DO THIS ::
Read the lines that follow and pick out every one containing the word "text".

STORED DATA ::
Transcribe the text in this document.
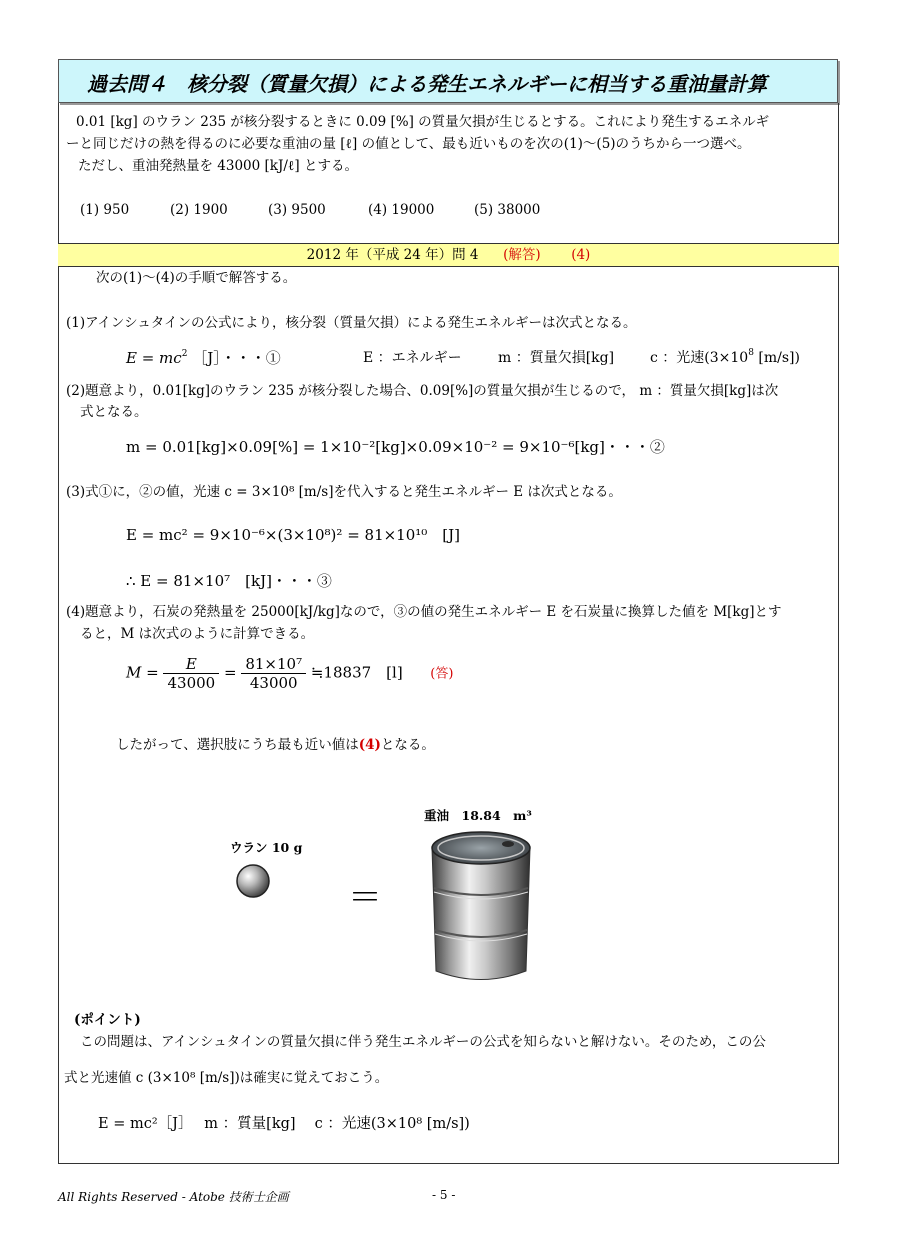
過去問４　核分裂（質量欠損）による発生エネルギーに相当する重油量計算
0.01 [kg] のウラン 235 が核分裂するときに 0.09 [%] の質量欠損が生じるとする。これにより発生するエネルギ
ーと同じだけの熱を得るのに必要な重油の量 [ℓ] の値として、最も近いものを次の(1)～(5)のうちから一つ選べ。
ただし、重油発熱量を 43000 [kJ/ℓ] とする。
(1) 950	(2) 1900	(3) 9500	(4) 19000	(5) 38000
2012 年（平成 24 年）問 4 (解答) (4)
次の(1)～(4)の手順で解答する。
(1)アインシュタインの公式により，核分裂（質量欠損）による発生エネルギーは次式となる。
$E = mc^2$ ［J］・・・①	E ：エネルギー	m ：質量欠損[kg]	c ：光速($3\times 10^8$ [m/s])
(2)題意より，0.01[kg]のウラン 235 が核分裂した場合、0.09[%]の質量欠損が生じるので， m ：質量欠損[kg]は次
式となる。
m = 0.01[kg]×0.09[%] = 1×10⁻²[kg]×0.09×10⁻² = 9×10⁻⁶[kg]・・・②
(3)式①に，②の値，光速 c = 3×10⁸ [m/s]を代入すると発生エネルギー E は次式となる。
E = mc² = 9×10⁻⁶×(3×10⁸)² = 81×10¹⁰　[J]
∴ E = 81×10⁷　[kJ]・・・③
(4)題意より，石炭の発熱量を 25000[kJ/kg]なので，③の値の発生エネルギー E を石炭量に換算した値を M[kg]とす
ると，M は次式のように計算できる。
$M = \frac{E}{43000} = \frac{\text{81×10⁷}}{43000}$ ≒18837　[l] (答)
したがって、選択肢にうち最も近い値は(4)となる。
重油　18.84　m³
ウラン 10 g
＝
(ポイント)
この問題は、アインシュタインの質量欠損に伴う発生エネルギーの公式を知らないと解けない。そのため，この公
式と光速値 c (3×10⁸ [m/s])は確実に覚えておこう。
E = mc²［J］　 m ：質量[kg]　 c ：光速(3×10⁸ [m/s])
All Rights Reserved - Atobe 技術士企画	- 5 -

EXERCISE SOLUTION ::
Transcribe the text in this document.
$M = \frac{E}{43000} = \frac{\text{81×10⁷}}{43000}$ ≒18837　[l] (答)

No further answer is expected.